Only the lines with "name" in the entries below belong in the answer; please copy them.
Segment Start: Records for this task
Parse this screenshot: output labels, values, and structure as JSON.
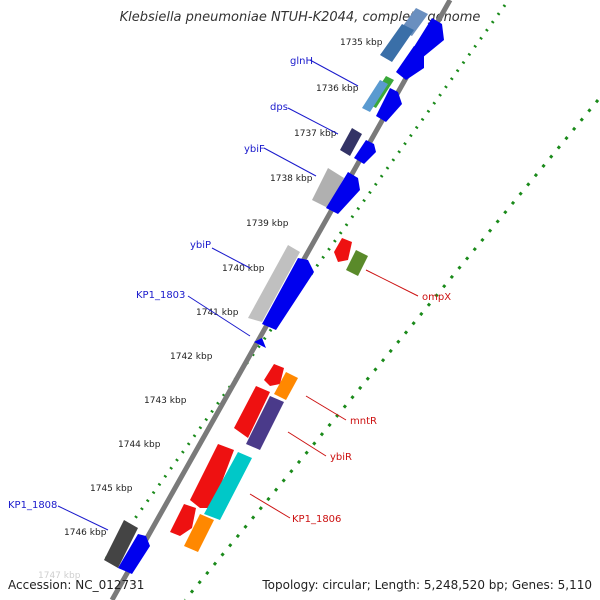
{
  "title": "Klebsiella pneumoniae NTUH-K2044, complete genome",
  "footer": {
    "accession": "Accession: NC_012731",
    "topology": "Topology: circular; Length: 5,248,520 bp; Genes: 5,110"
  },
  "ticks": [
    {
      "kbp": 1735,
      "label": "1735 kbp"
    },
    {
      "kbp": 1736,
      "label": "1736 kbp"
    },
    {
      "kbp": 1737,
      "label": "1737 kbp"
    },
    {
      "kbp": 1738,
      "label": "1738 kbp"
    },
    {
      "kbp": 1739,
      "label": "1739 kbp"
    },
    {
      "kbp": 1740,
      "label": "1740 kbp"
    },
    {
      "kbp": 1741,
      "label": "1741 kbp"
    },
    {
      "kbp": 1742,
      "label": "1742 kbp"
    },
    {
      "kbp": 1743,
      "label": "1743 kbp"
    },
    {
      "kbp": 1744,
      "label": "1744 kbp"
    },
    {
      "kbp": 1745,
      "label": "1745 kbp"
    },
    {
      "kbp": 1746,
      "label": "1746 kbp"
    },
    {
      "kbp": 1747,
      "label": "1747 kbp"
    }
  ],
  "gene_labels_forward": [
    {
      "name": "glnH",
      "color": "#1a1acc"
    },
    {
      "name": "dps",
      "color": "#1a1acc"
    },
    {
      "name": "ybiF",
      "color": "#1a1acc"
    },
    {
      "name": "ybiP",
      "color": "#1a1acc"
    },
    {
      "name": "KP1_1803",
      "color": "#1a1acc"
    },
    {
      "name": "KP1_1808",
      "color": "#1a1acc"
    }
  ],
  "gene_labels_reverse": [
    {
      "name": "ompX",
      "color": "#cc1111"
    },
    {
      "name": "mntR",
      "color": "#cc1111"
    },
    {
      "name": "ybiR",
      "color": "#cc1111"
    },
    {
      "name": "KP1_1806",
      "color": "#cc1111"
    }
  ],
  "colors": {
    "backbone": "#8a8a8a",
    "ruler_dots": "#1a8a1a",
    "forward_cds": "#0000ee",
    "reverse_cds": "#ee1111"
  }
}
Segment End: Records for this task
- [Task output]:
      "name": "glnH",
      "name": "dps",
      "name": "ybiF",
      "name": "ybiP",
      "name": "KP1_1803",
      "name": "KP1_1808",
      "name": "ompX",
      "name": "mntR",
      "name": "ybiR",
      "name": "KP1_1806",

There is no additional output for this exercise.